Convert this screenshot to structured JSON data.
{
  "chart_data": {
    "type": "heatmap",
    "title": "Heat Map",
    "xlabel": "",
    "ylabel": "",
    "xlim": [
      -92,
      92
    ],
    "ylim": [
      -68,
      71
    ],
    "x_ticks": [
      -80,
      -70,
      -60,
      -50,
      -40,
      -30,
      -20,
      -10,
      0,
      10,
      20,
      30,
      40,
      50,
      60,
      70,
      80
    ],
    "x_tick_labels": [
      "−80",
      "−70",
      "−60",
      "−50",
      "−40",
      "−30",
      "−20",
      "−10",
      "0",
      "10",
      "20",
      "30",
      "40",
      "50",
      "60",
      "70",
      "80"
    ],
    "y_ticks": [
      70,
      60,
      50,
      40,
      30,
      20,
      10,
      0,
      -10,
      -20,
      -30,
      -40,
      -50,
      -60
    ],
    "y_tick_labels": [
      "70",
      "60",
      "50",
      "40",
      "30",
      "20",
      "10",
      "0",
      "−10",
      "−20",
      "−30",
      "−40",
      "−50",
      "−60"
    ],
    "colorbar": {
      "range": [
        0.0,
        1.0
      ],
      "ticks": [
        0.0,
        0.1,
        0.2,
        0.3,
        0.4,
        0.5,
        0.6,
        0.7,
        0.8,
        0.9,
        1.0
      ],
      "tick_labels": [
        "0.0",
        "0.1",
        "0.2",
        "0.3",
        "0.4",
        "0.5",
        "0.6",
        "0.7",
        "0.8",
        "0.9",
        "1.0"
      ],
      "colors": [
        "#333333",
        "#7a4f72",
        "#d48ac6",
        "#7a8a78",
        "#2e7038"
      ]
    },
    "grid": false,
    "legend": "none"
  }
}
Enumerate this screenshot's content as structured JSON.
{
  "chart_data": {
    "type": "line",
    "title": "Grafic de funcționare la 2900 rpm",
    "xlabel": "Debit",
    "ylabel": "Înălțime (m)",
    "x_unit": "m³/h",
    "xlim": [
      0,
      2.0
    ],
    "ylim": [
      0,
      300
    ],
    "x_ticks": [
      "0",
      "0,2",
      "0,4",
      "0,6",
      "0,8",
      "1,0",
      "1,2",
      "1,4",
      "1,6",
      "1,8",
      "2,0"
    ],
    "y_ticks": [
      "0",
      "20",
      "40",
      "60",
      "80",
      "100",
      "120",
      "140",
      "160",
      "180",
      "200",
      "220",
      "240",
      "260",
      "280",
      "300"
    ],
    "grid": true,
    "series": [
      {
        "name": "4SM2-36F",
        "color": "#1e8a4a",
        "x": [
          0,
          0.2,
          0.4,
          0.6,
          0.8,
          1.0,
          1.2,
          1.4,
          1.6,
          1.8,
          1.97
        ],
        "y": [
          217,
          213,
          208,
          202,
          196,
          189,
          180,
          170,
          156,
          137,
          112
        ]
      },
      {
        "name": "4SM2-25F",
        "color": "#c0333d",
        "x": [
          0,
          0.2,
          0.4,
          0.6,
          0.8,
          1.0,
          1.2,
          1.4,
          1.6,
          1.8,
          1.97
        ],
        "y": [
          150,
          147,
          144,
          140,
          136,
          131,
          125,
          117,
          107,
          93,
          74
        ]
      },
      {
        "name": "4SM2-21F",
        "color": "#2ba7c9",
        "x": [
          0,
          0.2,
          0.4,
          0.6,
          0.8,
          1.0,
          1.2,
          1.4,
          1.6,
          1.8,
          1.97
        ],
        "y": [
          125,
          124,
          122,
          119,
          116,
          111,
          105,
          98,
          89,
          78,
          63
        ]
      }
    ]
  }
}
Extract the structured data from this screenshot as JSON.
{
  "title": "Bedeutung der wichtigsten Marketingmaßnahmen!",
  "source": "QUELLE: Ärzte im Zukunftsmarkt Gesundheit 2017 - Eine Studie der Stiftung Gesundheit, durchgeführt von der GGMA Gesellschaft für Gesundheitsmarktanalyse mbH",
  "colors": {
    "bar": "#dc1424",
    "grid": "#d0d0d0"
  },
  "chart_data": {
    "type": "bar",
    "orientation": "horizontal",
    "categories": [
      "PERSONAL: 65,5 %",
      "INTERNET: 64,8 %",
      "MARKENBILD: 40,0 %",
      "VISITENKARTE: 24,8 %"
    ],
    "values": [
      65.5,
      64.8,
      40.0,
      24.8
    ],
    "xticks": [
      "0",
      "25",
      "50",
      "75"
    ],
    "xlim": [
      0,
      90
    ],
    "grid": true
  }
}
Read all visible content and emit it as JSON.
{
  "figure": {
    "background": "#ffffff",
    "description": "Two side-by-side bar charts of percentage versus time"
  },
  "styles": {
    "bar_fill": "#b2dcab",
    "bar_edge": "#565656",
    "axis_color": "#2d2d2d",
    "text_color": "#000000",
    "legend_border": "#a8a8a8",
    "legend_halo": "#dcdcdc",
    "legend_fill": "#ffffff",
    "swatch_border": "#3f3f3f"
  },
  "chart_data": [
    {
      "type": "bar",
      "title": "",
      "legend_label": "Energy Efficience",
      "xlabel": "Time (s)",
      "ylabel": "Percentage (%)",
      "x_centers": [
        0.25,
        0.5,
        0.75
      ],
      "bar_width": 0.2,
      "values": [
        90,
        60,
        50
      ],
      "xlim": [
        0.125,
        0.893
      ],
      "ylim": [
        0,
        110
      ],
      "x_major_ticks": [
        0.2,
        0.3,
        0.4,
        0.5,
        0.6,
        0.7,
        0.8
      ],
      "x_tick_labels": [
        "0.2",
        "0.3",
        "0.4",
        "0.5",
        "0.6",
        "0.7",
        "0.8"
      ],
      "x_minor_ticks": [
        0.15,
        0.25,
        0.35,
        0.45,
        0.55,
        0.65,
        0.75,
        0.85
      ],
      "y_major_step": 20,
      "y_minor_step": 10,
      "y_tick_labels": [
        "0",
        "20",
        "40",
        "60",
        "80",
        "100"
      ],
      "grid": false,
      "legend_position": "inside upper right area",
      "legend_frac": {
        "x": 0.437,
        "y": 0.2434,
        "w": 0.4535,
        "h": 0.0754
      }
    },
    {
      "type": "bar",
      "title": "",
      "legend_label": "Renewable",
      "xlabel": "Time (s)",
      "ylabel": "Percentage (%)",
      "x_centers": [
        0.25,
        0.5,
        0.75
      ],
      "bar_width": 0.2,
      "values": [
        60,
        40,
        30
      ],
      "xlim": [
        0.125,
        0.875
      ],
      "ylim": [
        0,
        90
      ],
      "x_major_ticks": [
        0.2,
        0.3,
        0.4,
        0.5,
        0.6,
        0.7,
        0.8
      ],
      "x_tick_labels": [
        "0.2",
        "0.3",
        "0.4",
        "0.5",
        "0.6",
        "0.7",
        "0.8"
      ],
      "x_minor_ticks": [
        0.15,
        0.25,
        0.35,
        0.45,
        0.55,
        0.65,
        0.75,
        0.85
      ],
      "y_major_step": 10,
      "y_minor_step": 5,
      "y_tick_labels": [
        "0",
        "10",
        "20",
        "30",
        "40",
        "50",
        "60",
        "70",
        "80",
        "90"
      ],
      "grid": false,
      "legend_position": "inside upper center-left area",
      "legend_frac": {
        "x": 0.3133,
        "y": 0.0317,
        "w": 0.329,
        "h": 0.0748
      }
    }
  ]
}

-*-

Output the records verbatim, from the first line to the last.

Convert this screenshot to structured JSON data.
{
  "chart_data": {
    "type": "heatmap",
    "title": "Heat Map",
    "xlabel": "",
    "ylabel": "",
    "xlim": [
      -92,
      92
    ],
    "ylim": [
      -68,
      71
    ],
    "x_ticks": [
      -80,
      -70,
      -60,
      -50,
      -40,
      -30,
      -20,
      -10,
      0,
      10,
      20,
      30,
      40,
      50,
      60,
      70,
      80
    ],
    "x_tick_labels": [
      "−80",
      "−70",
      "−60",
      "−50",
      "−40",
      "−30",
      "−20",
      "−10",
      "0",
      "10",
      "20",
      "30",
      "40",
      "50",
      "60",
      "70",
      "80"
    ],
    "y_ticks": [
      70,
      60,
      50,
      40,
      30,
      20,
      10,
      0,
      -10,
      -20,
      -30,
      -40,
      -50,
      -60
    ],
    "y_tick_labels": [
      "70",
      "60",
      "50",
      "40",
      "30",
      "20",
      "10",
      "0",
      "−10",
      "−20",
      "−30",
      "−40",
      "−50",
      "−60"
    ],
    "colorbar": {
      "range": [
        0.0,
        1.0
      ],
      "ticks": [
        0.0,
        0.1,
        0.2,
        0.3,
        0.4,
        0.5,
        0.6,
        0.7,
        0.8,
        0.9,
        1.0
      ],
      "tick_labels": [
        "0.0",
        "0.1",
        "0.2",
        "0.3",
        "0.4",
        "0.5",
        "0.6",
        "0.7",
        "0.8",
        "0.9",
        "1.0"
      ],
      "colors": [
        "#333333",
        "#7a4f72",
        "#d48ac6",
        "#7a8a78",
        "#2e7038"
      ]
    },
    "grid": false,
    "legend": "none"
  }
}
Enumerate this screenshot's content as structured JSON.
{
  "chart_data": {
    "type": "line",
    "title": "Grafic de funcționare la 2900 rpm",
    "xlabel": "Debit",
    "ylabel": "Înălțime (m)",
    "x_unit": "m³/h",
    "xlim": [
      0,
      2.0
    ],
    "ylim": [
      0,
      300
    ],
    "x_ticks": [
      "0",
      "0,2",
      "0,4",
      "0,6",
      "0,8",
      "1,0",
      "1,2",
      "1,4",
      "1,6",
      "1,8",
      "2,0"
    ],
    "y_ticks": [
      "0",
      "20",
      "40",
      "60",
      "80",
      "100",
      "120",
      "140",
      "160",
      "180",
      "200",
      "220",
      "240",
      "260",
      "280",
      "300"
    ],
    "grid": true,
    "series": [
      {
        "name": "4SM2-36F",
        "color": "#1e8a4a",
        "x": [
          0,
          0.2,
          0.4,
          0.6,
          0.8,
          1.0,
          1.2,
          1.4,
          1.6,
          1.8,
          1.97
        ],
        "y": [
          217,
          213,
          208,
          202,
          196,
          189,
          180,
          170,
          156,
          137,
          112
        ]
      },
      {
        "name": "4SM2-25F",
        "color": "#c0333d",
        "x": [
          0,
          0.2,
          0.4,
          0.6,
          0.8,
          1.0,
          1.2,
          1.4,
          1.6,
          1.8,
          1.97
        ],
        "y": [
          150,
          147,
          144,
          140,
          136,
          131,
          125,
          117,
          107,
          93,
          74
        ]
      },
      {
        "name": "4SM2-21F",
        "color": "#2ba7c9",
        "x": [
          0,
          0.2,
          0.4,
          0.6,
          0.8,
          1.0,
          1.2,
          1.4,
          1.6,
          1.8,
          1.97
        ],
        "y": [
          125,
          124,
          122,
          119,
          116,
          111,
          105,
          98,
          89,
          78,
          63
        ]
      }
    ]
  }
}
Extract the structured data from this screenshot as JSON.
{
  "title": "Bedeutung der wichtigsten Marketingmaßnahmen!",
  "source": "QUELLE: Ärzte im Zukunftsmarkt Gesundheit 2017 - Eine Studie der Stiftung Gesundheit, durchgeführt von der GGMA Gesellschaft für Gesundheitsmarktanalyse mbH",
  "colors": {
    "bar": "#dc1424",
    "grid": "#d0d0d0"
  },
  "chart_data": {
    "type": "bar",
    "orientation": "horizontal",
    "categories": [
      "PERSONAL: 65,5 %",
      "INTERNET: 64,8 %",
      "MARKENBILD: 40,0 %",
      "VISITENKARTE: 24,8 %"
    ],
    "values": [
      65.5,
      64.8,
      40.0,
      24.8
    ],
    "xticks": [
      "0",
      "25",
      "50",
      "75"
    ],
    "xlim": [
      0,
      90
    ],
    "grid": true
  }
}
Read all visible content and emit it as JSON.
{
  "figure": {
    "background": "#ffffff",
    "description": "Two side-by-side bar charts of percentage versus time"
  },
  "styles": {
    "bar_fill": "#b2dcab",
    "bar_edge": "#565656",
    "axis_color": "#2d2d2d",
    "text_color": "#000000",
    "legend_border": "#a8a8a8",
    "legend_halo": "#dcdcdc",
    "legend_fill": "#ffffff",
    "swatch_border": "#3f3f3f"
  },
  "chart_data": [
    {
      "type": "bar",
      "title": "",
      "legend_label": "Energy Efficience",
      "xlabel": "Time (s)",
      "ylabel": "Percentage (%)",
      "x_centers": [
        0.25,
        0.5,
        0.75
      ],
      "bar_width": 0.2,
      "values": [
        90,
        60,
        50
      ],
      "xlim": [
        0.125,
        0.893
      ],
      "ylim": [
        0,
        110
      ],
      "x_major_ticks": [
        0.2,
        0.3,
        0.4,
        0.5,
        0.6,
        0.7,
        0.8
      ],
      "x_tick_labels": [
        "0.2",
        "0.3",
        "0.4",
        "0.5",
        "0.6",
        "0.7",
        "0.8"
      ],
      "x_minor_ticks": [
        0.15,
        0.25,
        0.35,
        0.45,
        0.55,
        0.65,
        0.75,
        0.85
      ],
      "y_major_step": 20,
      "y_minor_step": 10,
      "y_tick_labels": [
        "0",
        "20",
        "40",
        "60",
        "80",
        "100"
      ],
      "grid": false,
      "legend_position": "inside upper right area",
      "legend_frac": {
        "x": 0.437,
        "y": 0.2434,
        "w": 0.4535,
        "h": 0.0754
      }
    },
    {
      "type": "bar",
      "title": "",
      "legend_label": "Renewable",
      "xlabel": "Time (s)",
      "ylabel": "Percentage (%)",
      "x_centers": [
        0.25,
        0.5,
        0.75
      ],
      "bar_width": 0.2,
      "values": [
        60,
        40,
        30
      ],
      "xlim": [
        0.125,
        0.875
      ],
      "ylim": [
        0,
        90
      ],
      "x_major_ticks": [
        0.2,
        0.3,
        0.4,
        0.5,
        0.6,
        0.7,
        0.8
      ],
      "x_tick_labels": [
        "0.2",
        "0.3",
        "0.4",
        "0.5",
        "0.6",
        "0.7",
        "0.8"
      ],
      "x_minor_ticks": [
        0.15,
        0.25,
        0.35,
        0.45,
        0.55,
        0.65,
        0.75,
        0.85
      ],
      "y_major_step": 10,
      "y_minor_step": 5,
      "y_tick_labels": [
        "0",
        "10",
        "20",
        "30",
        "40",
        "50",
        "60",
        "70",
        "80",
        "90"
      ],
      "grid": false,
      "legend_position": "inside upper center-left area",
      "legend_frac": {
        "x": 0.3133,
        "y": 0.0317,
        "w": 0.329,
        "h": 0.0748
      }
    }
  ]
}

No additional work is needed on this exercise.